# start of Data supplied

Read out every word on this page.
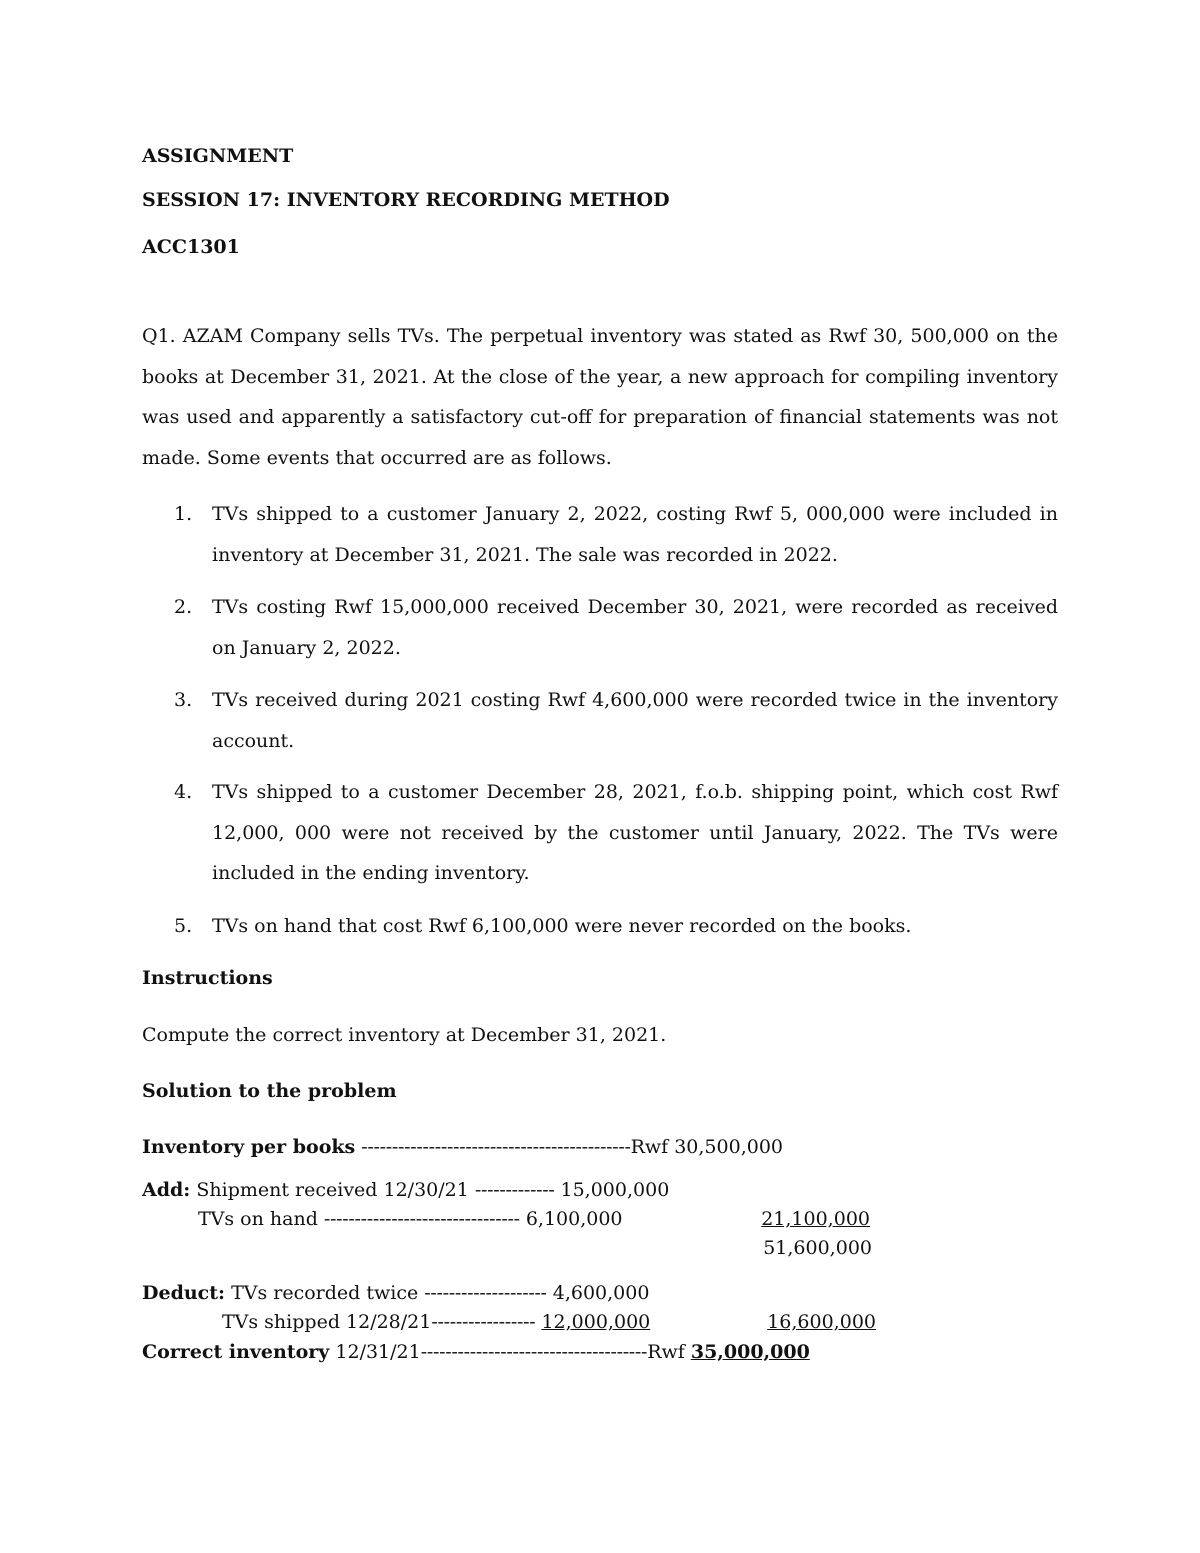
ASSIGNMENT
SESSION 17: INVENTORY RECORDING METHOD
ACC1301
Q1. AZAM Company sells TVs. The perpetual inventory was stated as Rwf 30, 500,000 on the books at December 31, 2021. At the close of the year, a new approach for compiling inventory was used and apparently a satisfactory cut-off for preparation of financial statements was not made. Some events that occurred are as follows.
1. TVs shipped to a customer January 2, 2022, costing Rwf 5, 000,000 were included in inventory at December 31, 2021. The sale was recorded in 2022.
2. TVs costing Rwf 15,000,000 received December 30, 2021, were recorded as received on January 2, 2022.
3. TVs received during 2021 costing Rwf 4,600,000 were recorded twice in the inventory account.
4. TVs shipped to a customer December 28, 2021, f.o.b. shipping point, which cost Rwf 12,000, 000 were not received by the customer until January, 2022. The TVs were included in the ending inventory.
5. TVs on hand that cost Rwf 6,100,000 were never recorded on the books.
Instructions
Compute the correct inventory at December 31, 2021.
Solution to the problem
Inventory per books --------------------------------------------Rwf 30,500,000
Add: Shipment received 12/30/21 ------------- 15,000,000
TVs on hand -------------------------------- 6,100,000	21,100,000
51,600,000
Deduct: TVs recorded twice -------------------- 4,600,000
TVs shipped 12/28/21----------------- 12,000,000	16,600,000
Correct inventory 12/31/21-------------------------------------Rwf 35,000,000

# end of Data supplied
# start of Data supplied

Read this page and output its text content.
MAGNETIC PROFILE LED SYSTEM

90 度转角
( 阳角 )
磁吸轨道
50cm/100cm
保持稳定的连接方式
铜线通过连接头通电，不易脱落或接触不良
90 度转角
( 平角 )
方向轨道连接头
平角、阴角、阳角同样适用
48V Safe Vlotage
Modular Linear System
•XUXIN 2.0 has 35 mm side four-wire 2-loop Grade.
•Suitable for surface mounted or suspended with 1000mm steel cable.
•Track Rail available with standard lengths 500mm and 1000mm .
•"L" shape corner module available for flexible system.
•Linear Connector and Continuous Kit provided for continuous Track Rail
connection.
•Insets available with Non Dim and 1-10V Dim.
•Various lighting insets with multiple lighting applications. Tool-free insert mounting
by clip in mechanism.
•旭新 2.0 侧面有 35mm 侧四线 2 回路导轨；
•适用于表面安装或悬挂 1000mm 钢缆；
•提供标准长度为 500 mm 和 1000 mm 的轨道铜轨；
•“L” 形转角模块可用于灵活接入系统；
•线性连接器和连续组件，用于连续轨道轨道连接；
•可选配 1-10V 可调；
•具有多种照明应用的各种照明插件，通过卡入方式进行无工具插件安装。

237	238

# end of Data supplied

◆ Your objective ◆
Determine how many lines in the records contain "twice", and reply with the number only.

◆ Result below ◆
2